Filter the entries that follow, copying every line in which the word "pret" appears.

** begin **

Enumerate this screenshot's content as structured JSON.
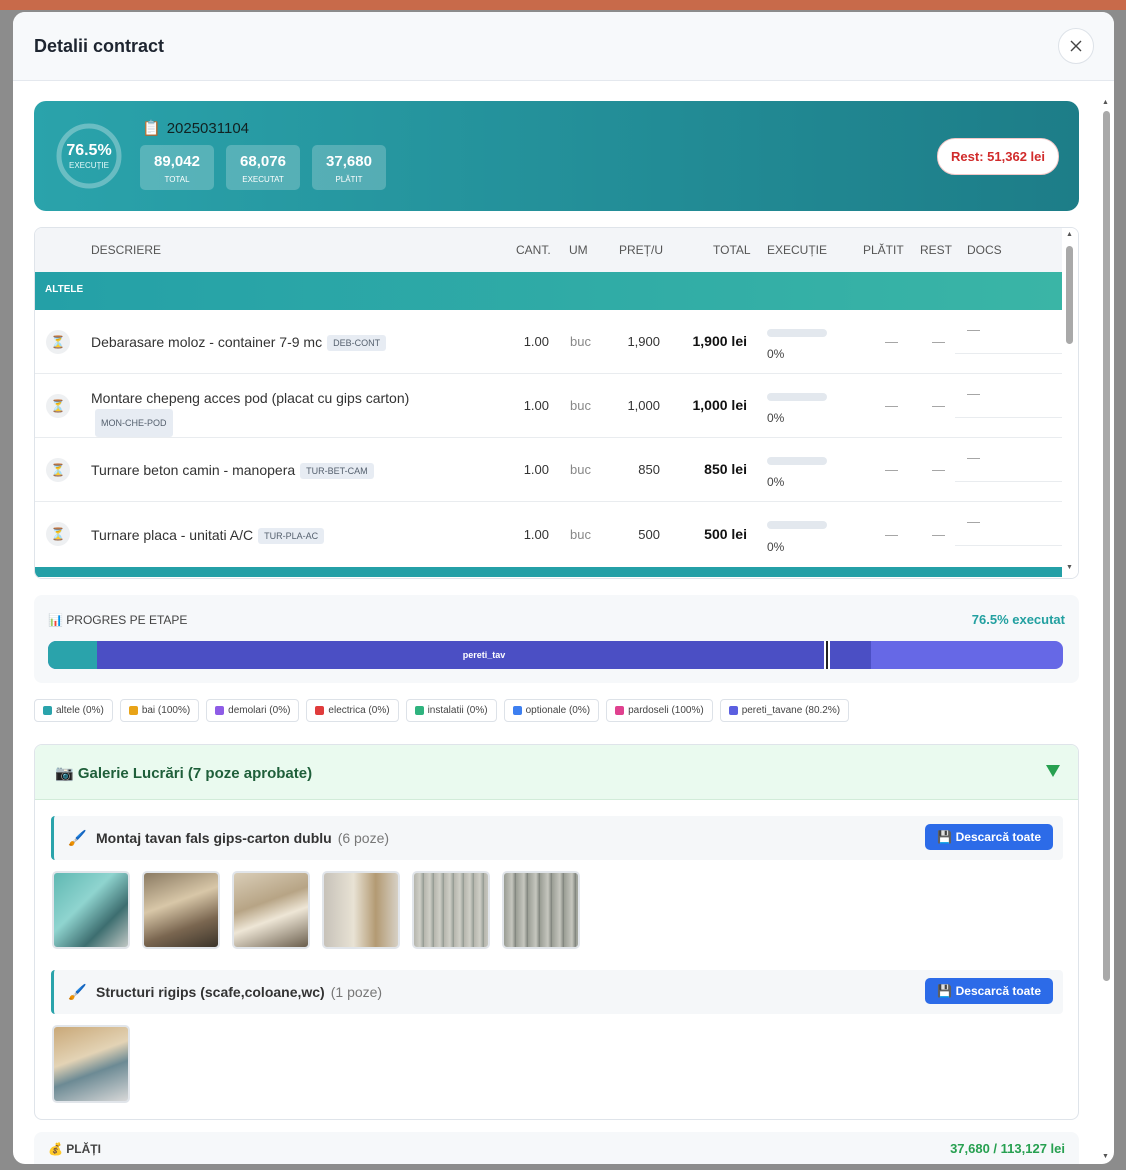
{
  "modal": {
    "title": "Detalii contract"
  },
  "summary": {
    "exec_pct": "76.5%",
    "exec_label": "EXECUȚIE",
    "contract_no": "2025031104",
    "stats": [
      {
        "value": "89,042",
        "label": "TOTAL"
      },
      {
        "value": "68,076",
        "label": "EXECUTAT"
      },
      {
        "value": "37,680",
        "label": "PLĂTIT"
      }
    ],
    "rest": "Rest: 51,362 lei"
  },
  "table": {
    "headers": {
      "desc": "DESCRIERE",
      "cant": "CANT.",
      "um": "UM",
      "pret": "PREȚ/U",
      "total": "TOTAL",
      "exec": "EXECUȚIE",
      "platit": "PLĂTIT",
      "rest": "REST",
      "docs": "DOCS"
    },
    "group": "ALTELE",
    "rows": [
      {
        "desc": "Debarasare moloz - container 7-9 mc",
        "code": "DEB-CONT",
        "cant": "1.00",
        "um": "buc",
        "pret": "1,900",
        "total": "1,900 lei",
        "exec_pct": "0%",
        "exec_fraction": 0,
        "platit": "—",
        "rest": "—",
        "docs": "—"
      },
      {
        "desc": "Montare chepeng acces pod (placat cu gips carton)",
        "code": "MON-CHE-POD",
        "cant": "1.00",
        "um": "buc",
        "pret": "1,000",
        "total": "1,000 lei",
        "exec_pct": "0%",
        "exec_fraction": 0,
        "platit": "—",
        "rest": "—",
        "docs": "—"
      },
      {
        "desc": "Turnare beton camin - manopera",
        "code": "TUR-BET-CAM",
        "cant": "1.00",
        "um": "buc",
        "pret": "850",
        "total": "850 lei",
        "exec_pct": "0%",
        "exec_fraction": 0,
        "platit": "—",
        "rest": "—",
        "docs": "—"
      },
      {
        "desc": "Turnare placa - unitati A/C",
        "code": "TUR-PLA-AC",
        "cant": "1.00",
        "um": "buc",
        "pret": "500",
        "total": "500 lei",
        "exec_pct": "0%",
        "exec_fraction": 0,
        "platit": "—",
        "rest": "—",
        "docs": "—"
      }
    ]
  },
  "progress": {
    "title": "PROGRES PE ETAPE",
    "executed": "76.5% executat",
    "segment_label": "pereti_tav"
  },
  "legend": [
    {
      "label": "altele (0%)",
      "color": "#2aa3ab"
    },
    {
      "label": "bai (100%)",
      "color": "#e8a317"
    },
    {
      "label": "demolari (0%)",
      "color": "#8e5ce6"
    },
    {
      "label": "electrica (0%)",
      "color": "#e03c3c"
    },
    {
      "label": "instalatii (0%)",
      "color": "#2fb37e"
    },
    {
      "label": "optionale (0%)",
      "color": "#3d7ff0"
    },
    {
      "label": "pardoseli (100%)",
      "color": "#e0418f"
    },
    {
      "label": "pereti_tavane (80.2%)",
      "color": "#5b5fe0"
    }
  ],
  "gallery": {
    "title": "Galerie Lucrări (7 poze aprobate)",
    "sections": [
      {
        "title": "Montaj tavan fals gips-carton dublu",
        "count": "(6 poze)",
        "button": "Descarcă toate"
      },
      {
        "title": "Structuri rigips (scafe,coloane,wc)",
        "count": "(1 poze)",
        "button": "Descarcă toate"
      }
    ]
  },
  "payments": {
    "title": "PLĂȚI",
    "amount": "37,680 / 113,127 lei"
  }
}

** end **
** begin **

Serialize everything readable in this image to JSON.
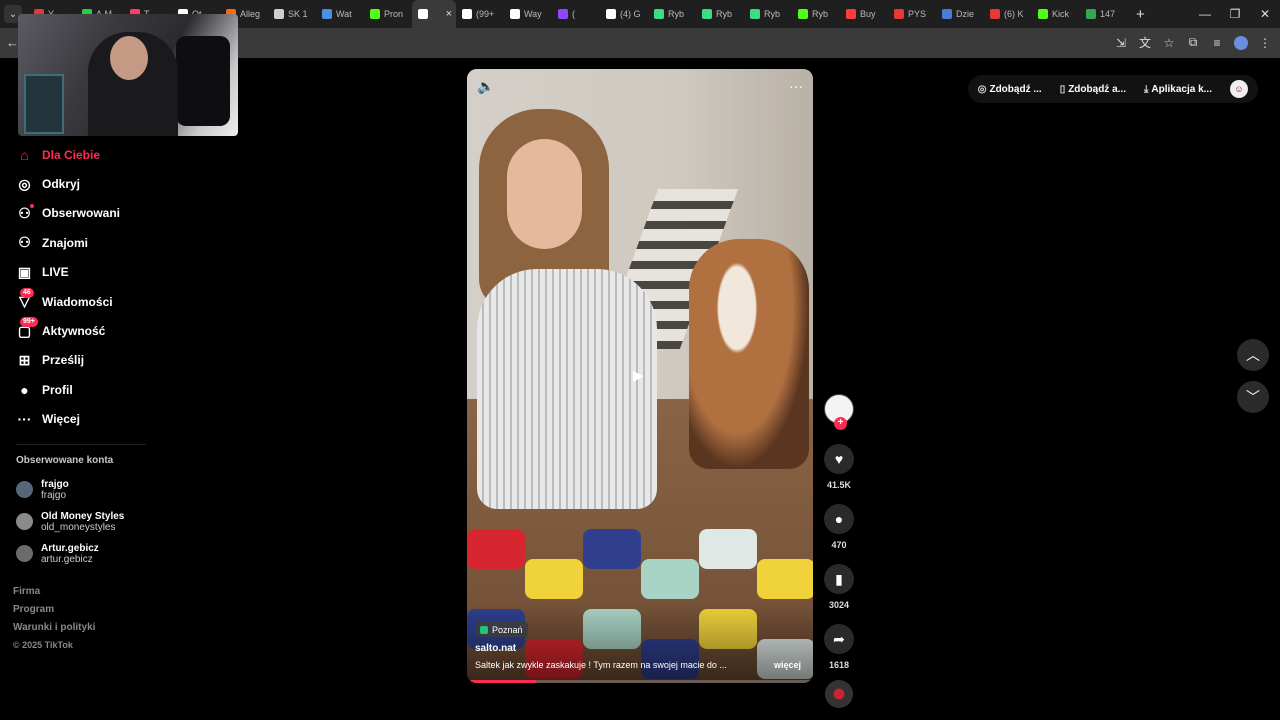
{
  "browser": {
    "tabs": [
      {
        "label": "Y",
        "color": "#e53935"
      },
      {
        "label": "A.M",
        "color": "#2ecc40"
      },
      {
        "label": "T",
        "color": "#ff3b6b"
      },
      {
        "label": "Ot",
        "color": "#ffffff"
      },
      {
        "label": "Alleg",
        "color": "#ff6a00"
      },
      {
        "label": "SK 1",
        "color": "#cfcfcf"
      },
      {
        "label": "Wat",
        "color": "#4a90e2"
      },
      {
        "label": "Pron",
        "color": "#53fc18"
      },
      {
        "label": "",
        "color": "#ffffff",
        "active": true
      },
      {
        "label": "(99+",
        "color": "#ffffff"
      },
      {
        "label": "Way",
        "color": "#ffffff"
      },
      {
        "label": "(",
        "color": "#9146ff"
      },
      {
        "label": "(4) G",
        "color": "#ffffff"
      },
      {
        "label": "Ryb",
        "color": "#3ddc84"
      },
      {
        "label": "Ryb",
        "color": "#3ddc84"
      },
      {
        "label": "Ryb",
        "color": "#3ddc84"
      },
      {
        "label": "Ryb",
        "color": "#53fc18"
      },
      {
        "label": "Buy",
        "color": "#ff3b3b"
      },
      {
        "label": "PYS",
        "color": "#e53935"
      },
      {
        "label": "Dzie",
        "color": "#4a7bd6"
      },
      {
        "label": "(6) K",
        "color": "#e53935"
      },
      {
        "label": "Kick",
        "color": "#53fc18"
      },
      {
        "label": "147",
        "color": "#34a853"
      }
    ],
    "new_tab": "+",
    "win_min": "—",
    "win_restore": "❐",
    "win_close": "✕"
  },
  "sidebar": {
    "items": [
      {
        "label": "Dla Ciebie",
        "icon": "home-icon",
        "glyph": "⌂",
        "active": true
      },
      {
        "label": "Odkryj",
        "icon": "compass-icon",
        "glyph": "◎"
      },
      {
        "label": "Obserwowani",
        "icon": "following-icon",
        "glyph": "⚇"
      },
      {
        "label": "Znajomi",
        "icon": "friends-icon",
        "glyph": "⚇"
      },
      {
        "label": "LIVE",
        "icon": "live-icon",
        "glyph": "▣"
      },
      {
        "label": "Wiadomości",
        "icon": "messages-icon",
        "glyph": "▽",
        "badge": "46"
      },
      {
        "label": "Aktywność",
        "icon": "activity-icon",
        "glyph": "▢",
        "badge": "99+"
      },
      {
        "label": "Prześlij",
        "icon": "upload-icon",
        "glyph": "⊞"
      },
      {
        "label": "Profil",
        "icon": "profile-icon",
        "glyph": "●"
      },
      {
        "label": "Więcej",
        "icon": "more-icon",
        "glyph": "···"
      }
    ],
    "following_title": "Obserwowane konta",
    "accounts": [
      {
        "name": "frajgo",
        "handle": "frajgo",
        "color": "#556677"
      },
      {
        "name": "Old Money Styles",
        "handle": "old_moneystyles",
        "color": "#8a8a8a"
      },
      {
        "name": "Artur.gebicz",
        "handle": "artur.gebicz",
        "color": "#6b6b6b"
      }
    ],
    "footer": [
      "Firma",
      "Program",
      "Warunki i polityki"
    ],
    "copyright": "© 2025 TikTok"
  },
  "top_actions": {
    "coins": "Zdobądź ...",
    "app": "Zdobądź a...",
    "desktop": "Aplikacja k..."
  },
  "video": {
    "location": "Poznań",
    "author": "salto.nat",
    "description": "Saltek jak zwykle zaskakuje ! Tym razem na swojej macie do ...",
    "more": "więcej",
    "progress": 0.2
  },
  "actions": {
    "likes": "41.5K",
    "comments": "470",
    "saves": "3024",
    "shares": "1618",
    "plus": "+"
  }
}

** end **
** begin **

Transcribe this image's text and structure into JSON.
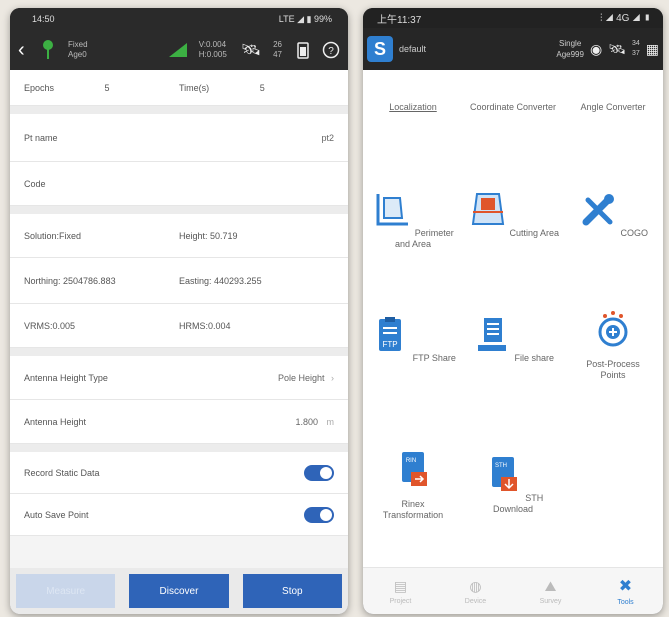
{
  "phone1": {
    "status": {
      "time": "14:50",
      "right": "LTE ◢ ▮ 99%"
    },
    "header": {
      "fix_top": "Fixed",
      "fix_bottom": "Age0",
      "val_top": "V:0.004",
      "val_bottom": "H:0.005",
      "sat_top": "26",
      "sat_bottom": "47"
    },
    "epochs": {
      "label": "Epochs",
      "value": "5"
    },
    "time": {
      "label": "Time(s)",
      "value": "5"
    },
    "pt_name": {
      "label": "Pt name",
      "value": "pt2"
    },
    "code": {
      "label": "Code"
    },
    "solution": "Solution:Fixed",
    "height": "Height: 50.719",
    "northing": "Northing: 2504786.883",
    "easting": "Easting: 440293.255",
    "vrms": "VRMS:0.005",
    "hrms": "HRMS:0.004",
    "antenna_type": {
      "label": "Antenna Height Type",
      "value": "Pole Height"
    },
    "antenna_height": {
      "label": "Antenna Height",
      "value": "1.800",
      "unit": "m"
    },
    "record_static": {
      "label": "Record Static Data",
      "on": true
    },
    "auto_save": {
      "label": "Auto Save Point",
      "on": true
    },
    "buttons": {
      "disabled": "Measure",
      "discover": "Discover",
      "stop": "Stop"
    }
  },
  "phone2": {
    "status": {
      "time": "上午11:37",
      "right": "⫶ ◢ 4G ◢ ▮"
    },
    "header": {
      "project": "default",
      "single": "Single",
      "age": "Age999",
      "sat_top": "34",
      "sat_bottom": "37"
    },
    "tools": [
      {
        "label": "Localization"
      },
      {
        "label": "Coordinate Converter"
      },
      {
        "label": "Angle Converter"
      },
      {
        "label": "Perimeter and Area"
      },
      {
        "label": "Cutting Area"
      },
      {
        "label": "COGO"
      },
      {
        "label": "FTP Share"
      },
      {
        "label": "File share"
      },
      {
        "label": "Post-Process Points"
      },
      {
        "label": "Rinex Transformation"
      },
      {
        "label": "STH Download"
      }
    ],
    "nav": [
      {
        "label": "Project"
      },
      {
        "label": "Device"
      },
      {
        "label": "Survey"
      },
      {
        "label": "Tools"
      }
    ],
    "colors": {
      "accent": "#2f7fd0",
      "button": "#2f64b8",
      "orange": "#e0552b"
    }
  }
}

** end **

> Output for this task:
      "pret": "PREȚ/U",
        "pret": "1,900",
        "pret": "1,000",
        "pret": "850",
        "pret": "500",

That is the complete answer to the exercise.